Records from a dataset:
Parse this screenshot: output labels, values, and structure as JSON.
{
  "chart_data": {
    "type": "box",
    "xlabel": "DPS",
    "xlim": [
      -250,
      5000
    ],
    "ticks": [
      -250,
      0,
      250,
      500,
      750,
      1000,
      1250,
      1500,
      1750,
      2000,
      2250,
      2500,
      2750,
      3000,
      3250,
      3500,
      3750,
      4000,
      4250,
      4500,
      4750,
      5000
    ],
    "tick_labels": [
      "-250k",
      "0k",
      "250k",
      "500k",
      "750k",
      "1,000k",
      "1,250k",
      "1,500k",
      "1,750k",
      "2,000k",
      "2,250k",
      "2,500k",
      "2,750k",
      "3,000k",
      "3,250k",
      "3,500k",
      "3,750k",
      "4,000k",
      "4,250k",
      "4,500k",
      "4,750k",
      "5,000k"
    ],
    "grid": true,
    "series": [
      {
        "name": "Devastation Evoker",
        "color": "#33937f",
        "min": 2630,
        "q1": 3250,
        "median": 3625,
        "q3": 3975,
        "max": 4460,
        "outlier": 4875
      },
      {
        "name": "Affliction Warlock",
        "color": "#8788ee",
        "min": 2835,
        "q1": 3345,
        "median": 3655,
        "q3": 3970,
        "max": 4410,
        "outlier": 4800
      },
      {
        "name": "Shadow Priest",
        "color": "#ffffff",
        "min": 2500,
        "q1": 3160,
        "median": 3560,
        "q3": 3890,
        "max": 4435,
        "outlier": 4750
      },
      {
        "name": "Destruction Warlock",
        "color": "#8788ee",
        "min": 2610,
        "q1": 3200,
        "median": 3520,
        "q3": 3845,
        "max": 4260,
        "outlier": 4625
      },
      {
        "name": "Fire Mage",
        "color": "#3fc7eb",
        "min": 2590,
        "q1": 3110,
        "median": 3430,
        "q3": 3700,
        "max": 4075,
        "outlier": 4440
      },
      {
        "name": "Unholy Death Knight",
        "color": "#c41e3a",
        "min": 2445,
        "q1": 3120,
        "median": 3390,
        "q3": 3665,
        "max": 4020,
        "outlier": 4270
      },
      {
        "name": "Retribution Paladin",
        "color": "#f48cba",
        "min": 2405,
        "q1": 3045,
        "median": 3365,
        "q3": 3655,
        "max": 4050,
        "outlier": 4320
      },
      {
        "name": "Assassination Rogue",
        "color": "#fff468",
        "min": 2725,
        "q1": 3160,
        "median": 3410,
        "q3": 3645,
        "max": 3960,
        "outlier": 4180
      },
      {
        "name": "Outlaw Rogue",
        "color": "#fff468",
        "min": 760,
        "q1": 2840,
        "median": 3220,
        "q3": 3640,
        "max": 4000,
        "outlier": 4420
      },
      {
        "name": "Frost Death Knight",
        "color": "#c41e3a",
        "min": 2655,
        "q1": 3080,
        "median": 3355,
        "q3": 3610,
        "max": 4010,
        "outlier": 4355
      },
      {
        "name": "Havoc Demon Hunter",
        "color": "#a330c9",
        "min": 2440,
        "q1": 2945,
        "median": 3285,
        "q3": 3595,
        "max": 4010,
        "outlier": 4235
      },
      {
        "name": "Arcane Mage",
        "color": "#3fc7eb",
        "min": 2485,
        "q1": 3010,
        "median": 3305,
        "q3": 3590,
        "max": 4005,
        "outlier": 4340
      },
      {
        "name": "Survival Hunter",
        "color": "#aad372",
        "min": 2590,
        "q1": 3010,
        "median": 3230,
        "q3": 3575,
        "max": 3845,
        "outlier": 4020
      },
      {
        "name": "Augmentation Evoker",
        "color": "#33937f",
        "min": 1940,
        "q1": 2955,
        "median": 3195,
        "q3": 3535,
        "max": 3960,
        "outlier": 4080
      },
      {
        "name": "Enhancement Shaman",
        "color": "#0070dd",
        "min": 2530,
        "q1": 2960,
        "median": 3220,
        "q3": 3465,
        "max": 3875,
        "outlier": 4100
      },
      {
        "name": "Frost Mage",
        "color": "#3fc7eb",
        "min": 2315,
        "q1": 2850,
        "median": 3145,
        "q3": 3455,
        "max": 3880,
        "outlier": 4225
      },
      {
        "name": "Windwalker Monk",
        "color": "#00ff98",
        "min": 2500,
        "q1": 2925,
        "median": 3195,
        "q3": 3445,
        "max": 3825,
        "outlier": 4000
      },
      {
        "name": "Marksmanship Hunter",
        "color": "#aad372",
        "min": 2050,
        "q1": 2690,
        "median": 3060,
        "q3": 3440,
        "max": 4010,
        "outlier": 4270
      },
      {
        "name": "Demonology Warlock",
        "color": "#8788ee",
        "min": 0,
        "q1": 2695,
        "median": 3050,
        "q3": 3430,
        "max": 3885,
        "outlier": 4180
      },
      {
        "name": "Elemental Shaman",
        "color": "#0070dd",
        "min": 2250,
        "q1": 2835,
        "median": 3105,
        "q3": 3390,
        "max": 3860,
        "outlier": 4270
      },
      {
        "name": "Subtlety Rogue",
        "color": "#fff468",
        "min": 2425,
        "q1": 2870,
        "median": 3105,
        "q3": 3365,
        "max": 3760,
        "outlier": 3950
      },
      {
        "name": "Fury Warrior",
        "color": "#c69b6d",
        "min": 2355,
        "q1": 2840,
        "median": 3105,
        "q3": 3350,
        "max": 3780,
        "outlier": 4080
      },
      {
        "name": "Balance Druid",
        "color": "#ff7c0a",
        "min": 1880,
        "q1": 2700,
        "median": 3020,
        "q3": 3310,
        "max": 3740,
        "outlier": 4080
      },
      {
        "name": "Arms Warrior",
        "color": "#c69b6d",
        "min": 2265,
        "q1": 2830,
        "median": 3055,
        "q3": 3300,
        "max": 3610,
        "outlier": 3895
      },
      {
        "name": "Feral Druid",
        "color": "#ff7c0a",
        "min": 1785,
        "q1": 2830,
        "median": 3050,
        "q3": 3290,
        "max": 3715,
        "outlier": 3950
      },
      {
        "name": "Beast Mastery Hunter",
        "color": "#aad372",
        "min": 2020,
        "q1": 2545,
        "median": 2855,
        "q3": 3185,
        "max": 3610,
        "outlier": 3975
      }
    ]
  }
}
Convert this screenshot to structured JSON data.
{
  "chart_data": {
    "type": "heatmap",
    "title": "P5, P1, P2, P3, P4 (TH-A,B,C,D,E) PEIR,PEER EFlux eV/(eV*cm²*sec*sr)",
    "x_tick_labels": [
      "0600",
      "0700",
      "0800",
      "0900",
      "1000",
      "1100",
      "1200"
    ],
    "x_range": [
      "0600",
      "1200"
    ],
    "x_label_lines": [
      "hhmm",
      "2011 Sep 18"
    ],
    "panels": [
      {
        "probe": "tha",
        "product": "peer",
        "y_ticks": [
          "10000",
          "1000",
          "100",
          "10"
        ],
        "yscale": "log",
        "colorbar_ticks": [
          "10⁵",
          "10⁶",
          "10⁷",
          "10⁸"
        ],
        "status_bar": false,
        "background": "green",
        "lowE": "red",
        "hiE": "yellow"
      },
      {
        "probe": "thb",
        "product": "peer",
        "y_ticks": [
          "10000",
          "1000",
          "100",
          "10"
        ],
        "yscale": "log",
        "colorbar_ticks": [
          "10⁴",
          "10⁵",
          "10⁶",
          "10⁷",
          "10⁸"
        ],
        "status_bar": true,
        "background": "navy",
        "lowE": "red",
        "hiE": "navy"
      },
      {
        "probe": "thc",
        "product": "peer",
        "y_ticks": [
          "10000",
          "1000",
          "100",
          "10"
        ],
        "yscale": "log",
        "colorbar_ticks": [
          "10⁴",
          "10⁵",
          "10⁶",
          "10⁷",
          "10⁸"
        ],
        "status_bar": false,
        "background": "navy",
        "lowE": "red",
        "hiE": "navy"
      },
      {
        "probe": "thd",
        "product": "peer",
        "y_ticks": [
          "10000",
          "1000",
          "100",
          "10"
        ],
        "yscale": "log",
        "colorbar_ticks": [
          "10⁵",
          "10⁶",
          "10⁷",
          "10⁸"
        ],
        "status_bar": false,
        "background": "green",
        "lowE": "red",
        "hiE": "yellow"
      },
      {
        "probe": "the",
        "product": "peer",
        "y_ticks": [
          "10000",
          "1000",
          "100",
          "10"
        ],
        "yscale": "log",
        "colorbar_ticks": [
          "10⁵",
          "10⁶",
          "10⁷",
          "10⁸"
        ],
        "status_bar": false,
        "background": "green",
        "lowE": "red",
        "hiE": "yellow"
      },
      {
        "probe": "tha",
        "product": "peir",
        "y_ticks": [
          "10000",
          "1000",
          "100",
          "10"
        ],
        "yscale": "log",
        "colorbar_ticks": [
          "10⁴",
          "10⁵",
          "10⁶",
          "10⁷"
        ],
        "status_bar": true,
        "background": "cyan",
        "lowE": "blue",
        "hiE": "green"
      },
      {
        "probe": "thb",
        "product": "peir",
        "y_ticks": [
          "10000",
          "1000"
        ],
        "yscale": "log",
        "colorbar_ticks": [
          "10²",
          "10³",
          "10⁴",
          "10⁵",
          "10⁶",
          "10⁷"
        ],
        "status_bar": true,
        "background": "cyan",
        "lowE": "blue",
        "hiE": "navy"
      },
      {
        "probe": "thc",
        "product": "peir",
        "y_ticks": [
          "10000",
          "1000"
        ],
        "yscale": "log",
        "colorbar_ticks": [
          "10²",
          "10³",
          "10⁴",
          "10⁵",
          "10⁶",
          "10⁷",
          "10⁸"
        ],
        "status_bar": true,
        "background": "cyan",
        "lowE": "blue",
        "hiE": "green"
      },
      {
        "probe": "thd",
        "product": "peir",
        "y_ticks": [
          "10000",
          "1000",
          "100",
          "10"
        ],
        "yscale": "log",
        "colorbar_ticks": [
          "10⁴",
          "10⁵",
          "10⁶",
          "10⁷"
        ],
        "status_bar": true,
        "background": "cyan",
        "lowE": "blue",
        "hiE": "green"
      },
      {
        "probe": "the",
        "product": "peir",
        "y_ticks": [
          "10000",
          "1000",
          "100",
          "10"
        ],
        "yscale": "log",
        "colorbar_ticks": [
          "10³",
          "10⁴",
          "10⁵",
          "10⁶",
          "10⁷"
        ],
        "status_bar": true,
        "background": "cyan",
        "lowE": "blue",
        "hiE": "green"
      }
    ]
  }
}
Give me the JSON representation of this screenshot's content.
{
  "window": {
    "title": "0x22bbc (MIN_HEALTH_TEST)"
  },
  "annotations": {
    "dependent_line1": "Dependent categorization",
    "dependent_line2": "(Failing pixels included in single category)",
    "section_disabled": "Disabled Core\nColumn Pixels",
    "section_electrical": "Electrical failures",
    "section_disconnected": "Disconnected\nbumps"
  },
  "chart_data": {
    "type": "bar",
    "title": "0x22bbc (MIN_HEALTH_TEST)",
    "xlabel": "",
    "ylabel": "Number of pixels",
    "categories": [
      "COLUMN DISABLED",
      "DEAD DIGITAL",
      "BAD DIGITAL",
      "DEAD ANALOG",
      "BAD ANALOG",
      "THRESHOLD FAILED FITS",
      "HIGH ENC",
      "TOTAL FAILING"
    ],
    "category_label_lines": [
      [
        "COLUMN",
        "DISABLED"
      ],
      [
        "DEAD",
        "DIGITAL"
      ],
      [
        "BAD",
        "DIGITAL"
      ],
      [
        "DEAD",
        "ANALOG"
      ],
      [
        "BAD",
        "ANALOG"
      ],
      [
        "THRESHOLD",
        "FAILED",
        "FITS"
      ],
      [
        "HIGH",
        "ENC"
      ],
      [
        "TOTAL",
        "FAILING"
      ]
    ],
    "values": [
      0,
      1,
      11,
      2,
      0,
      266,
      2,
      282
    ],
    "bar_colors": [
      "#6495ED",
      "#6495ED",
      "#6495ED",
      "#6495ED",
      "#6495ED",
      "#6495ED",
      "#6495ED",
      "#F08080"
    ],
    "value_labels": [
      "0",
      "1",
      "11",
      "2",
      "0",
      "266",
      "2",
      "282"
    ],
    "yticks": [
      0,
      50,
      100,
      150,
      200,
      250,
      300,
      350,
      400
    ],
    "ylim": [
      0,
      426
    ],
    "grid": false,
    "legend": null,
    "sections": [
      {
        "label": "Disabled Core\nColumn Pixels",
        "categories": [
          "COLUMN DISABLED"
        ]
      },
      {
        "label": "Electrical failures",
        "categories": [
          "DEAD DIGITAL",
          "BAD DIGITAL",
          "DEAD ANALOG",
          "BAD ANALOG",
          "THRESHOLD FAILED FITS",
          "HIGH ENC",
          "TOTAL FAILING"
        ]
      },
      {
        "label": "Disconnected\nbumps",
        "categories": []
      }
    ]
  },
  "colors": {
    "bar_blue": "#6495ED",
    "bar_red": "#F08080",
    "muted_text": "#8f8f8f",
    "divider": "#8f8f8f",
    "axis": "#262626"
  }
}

_WHAT THIS TASK INVOLVES:_ In the listing, find all lines with the string "Shaman" and copy them.

_PROBLEM SOLUTION:_
        "name": "Enhancement Shaman",
        "name": "Elemental Shaman",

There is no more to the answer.